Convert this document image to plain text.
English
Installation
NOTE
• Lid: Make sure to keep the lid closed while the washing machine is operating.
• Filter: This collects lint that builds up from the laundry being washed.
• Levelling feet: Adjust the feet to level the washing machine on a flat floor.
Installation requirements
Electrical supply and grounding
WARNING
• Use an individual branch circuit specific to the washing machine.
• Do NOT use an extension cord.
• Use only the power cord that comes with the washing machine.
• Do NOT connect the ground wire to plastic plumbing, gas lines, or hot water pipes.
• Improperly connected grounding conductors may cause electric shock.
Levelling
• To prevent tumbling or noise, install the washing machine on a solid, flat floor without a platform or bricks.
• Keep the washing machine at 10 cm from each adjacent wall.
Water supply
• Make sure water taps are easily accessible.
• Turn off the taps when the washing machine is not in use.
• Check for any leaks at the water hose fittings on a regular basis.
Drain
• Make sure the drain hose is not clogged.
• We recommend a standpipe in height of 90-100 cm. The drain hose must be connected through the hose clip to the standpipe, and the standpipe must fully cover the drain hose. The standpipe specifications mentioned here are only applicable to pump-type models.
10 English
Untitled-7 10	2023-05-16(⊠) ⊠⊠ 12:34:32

#####

■ Problem ■
Using the material above, report each line where "only" occurs.

■ Full answer ■
• Use only the power cord that comes with the washing machine.
• We recommend a standpipe in height of 90-100 cm. The drain hose must be connected through the hose clip to the standpipe, and the standpipe must fully cover the drain hose. The standpipe specifications mentioned here are only applicable to pump-type models.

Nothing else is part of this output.